- [Work to complete] Render every line of the listing below as a Markdown table with two columns, No. and Entry. Number the rows and skip any blank lines.

Region annotation records

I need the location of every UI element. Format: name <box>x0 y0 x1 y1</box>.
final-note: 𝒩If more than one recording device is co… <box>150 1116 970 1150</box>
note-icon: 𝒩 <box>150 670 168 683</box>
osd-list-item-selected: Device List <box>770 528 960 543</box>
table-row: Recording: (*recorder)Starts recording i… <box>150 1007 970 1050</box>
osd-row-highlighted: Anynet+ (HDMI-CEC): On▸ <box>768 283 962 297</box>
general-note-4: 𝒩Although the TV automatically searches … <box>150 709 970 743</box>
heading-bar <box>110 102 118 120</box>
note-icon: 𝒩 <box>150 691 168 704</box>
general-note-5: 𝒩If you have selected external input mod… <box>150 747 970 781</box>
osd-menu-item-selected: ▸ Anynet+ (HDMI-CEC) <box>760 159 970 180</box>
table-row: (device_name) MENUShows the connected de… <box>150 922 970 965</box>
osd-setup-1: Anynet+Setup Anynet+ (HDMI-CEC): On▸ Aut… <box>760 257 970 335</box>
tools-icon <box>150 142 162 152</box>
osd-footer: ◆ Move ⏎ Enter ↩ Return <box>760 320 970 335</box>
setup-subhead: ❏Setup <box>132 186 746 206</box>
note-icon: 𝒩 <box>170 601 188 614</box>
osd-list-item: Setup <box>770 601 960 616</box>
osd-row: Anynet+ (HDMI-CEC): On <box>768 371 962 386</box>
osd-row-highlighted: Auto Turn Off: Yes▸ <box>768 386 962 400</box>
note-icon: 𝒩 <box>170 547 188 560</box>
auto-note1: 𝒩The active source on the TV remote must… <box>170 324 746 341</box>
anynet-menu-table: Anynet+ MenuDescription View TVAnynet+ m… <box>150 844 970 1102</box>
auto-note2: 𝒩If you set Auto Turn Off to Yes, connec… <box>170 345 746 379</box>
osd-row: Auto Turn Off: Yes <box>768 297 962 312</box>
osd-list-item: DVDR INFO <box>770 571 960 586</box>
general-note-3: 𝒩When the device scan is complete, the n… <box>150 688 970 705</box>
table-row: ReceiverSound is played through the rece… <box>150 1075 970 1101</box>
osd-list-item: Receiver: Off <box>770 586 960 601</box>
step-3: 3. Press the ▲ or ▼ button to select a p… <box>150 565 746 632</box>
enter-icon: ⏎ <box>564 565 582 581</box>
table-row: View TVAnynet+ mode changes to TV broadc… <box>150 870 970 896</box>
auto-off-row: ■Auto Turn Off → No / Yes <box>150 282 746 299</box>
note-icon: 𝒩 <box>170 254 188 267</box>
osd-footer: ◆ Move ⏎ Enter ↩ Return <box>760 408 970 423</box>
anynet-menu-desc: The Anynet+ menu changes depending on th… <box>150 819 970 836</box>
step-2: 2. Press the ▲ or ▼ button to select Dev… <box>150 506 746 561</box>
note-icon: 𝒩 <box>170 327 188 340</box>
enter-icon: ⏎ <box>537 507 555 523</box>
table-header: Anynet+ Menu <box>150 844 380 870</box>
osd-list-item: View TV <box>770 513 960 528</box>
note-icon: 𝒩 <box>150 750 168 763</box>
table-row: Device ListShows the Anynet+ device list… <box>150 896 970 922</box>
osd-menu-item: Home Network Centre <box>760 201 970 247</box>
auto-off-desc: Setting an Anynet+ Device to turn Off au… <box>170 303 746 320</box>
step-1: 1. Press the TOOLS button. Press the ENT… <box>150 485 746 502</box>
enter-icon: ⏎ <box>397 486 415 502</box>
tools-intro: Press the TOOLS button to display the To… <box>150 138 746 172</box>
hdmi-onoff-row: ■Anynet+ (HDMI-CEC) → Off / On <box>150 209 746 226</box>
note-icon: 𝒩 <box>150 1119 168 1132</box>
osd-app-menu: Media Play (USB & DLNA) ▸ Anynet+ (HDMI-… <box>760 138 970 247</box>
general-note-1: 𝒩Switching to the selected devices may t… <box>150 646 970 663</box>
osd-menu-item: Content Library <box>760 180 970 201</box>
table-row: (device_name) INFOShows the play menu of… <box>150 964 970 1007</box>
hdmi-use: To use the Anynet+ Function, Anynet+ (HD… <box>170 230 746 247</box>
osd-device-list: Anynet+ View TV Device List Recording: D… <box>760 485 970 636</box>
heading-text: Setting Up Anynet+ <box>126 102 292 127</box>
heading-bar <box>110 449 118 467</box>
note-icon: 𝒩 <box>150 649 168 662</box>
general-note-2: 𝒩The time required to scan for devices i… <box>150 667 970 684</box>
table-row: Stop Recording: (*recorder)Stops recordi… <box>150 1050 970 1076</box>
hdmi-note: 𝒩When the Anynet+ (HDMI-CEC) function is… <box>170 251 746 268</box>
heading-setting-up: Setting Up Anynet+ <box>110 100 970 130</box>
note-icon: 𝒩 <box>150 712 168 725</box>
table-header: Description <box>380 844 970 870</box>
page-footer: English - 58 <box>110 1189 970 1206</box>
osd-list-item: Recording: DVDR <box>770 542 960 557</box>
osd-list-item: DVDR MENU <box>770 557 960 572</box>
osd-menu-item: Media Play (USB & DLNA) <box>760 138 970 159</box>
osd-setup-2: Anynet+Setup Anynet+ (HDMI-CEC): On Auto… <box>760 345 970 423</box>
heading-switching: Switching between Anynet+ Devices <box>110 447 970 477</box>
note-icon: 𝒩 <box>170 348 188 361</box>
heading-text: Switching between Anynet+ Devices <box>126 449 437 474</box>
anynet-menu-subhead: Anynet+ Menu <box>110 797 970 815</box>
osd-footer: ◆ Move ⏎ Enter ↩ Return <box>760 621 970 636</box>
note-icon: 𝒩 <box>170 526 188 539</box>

- [Exercise output]
| No. | Entry |
|---|---|
| 1 | I need the location of every UI element. Format: name <box>x0 y0 x1 y1</box>. |
| 2 | final-note: 𝒩If more than one recording device is co… <box>150 1116 970 1150</box> |
| 3 | note-icon: 𝒩 <box>150 670 168 683</box> |
| 4 | osd-list-item-selected: Device List <box>770 528 960 543</box> |
| 5 | table-row: Recording: (*recorder)Starts recording i… <box>150 1007 970 1050</box> |
| 6 | osd-row-highlighted: Anynet+ (HDMI-CEC): On▸ <box>768 283 962 297</box> |
| 7 | general-note-4: 𝒩Although the TV automatically searches … <box>150 709 970 743</box> |
| 8 | heading-bar <box>110 102 118 120</box> |
| 9 | note-icon: 𝒩 <box>150 691 168 704</box> |
| 10 | general-note-5: 𝒩If you have selected external input mod… <box>150 747 970 781</box> |
| 11 | osd-menu-item-selected: ▸ Anynet+ (HDMI-CEC) <box>760 159 970 180</box> |
| 12 | table-row: (device_name) MENUShows the connected de… <box>150 922 970 965</box> |
| 13 | osd-setup-1: Anynet+Setup Anynet+ (HDMI-CEC): On▸ Aut… <box>760 257 970 335</box> |
| 14 | tools-icon <box>150 142 162 152</box> |
| 15 | osd-footer: ◆ Move ⏎ Enter ↩ Return <box>760 320 970 335</box> |
| 16 | setup-subhead: ❏Setup <box>132 186 746 206</box> |
| 17 | note-icon: 𝒩 <box>170 601 188 614</box> |
| 18 | osd-list-item: Setup <box>770 601 960 616</box> |
| 19 | osd-row: Anynet+ (HDMI-CEC): On <box>768 371 962 386</box> |
| 20 | osd-row-highlighted: Auto Turn Off: Yes▸ <box>768 386 962 400</box> |
| 21 | note-icon: 𝒩 <box>170 547 188 560</box> |
| 22 | auto-note1: 𝒩The active source on the TV remote must… <box>170 324 746 341</box> |
| 23 | anynet-menu-table: Anynet+ MenuDescription View TVAnynet+ m… <box>150 844 970 1102</box> |
| 24 | auto-note2: 𝒩If you set Auto Turn Off to Yes, connec… <box>170 345 746 379</box> |
| 25 | osd-row: Auto Turn Off: Yes <box>768 297 962 312</box> |
| 26 | osd-list-item: DVDR INFO <box>770 571 960 586</box> |
| 27 | general-note-3: 𝒩When the device scan is complete, the n… <box>150 688 970 705</box> |
| 28 | table-row: ReceiverSound is played through the rece… <box>150 1075 970 1101</box> |
| 29 | osd-list-item: Receiver: Off <box>770 586 960 601</box> |
| 30 | step-3: 3. Press the ▲ or ▼ button to select a p… <box>150 565 746 632</box> |
| 31 | enter-icon: ⏎ <box>564 565 582 581</box> |
| 32 | table-row: View TVAnynet+ mode changes to TV broadc… <box>150 870 970 896</box> |
| 33 | auto-off-row: ■Auto Turn Off → No / Yes <box>150 282 746 299</box> |
| 34 | note-icon: 𝒩 <box>170 254 188 267</box> |
| 35 | osd-footer: ◆ Move ⏎ Enter ↩ Return <box>760 408 970 423</box> |
| 36 | anynet-menu-desc: The Anynet+ menu changes depending on th… <box>150 819 970 836</box> |
| 37 | step-2: 2. Press the ▲ or ▼ button to select Dev… <box>150 506 746 561</box> |
| 38 | note-icon: 𝒩 <box>170 327 188 340</box> |
| 39 | enter-icon: ⏎ <box>537 507 555 523</box> |
| 40 | table-header: Anynet+ Menu <box>150 844 380 870</box> |
| 41 | osd-list-item: View TV <box>770 513 960 528</box> |
| 42 | note-icon: 𝒩 <box>150 750 168 763</box> |
| 43 | table-row: Device ListShows the Anynet+ device list… <box>150 896 970 922</box> |
| 44 | osd-menu-item: Home Network Centre <box>760 201 970 247</box> |
| 45 | auto-off-desc: Setting an Anynet+ Device to turn Off au… <box>170 303 746 320</box> |
| 46 | step-1: 1. Press the TOOLS button. Press the ENT… <box>150 485 746 502</box> |
| 47 | enter-icon: ⏎ <box>397 486 415 502</box> |
| 48 | tools-intro: Press the TOOLS button to display the To… <box>150 138 746 172</box> |
| 49 | hdmi-onoff-row: ■Anynet+ (HDMI-CEC) → Off / On <box>150 209 746 226</box> |
| 50 | note-icon: 𝒩 <box>150 1119 168 1132</box> |
| 51 | osd-app-menu: Media Play (USB & DLNA) ▸ Anynet+ (HDMI-… <box>760 138 970 247</box> |
| 52 | general-note-1: 𝒩Switching to the selected devices may t… <box>150 646 970 663</box> |
| 53 | osd-menu-item: Content Library <box>760 180 970 201</box> |
| 54 | table-row: (device_name) INFOShows the play menu of… <box>150 964 970 1007</box> |
| 55 | hdmi-use: To use the Anynet+ Function, Anynet+ (HD… <box>170 230 746 247</box> |
| 56 | osd-device-list: Anynet+ View TV Device List Recording: D… <box>760 485 970 636</box> |
| 57 | heading-text: Setting Up Anynet+ <box>126 102 292 127</box> |
| 58 | heading-bar <box>110 449 118 467</box> |
| 59 | note-icon: 𝒩 <box>150 649 168 662</box> |
| 60 | general-note-2: 𝒩The time required to scan for devices i… <box>150 667 970 684</box> |
| 61 | table-row: Stop Recording: (*recorder)Stops recordi… <box>150 1050 970 1076</box> |
| 62 | hdmi-note: 𝒩When the Anynet+ (HDMI-CEC) function is… <box>170 251 746 268</box> |
| 63 | heading-setting-up: Setting Up Anynet+ <box>110 100 970 130</box> |
| 64 | note-icon: 𝒩 <box>150 712 168 725</box> |
| 65 | table-header: Description <box>380 844 970 870</box> |
| 66 | page-footer: English - 58 <box>110 1189 970 1206</box> |
| 67 | osd-list-item: Recording: DVDR <box>770 542 960 557</box> |
| 68 | osd-list-item: DVDR MENU <box>770 557 960 572</box> |
| 69 | osd-menu-item: Media Play (USB & DLNA) <box>760 138 970 159</box> |
| 70 | osd-setup-2: Anynet+Setup Anynet+ (HDMI-CEC): On Auto… <box>760 345 970 423</box> |
| 71 | heading-switching: Switching between Anynet+ Devices <box>110 447 970 477</box> |
| 72 | note-icon: 𝒩 <box>170 348 188 361</box> |
| 73 | heading-text: Switching between Anynet+ Devices <box>126 449 437 474</box> |
| 74 | anynet-menu-subhead: Anynet+ Menu <box>110 797 970 815</box> |
| 75 | osd-footer: ◆ Move ⏎ Enter ↩ Return <box>760 621 970 636</box> |
| 76 | note-icon: 𝒩 <box>170 526 188 539</box> |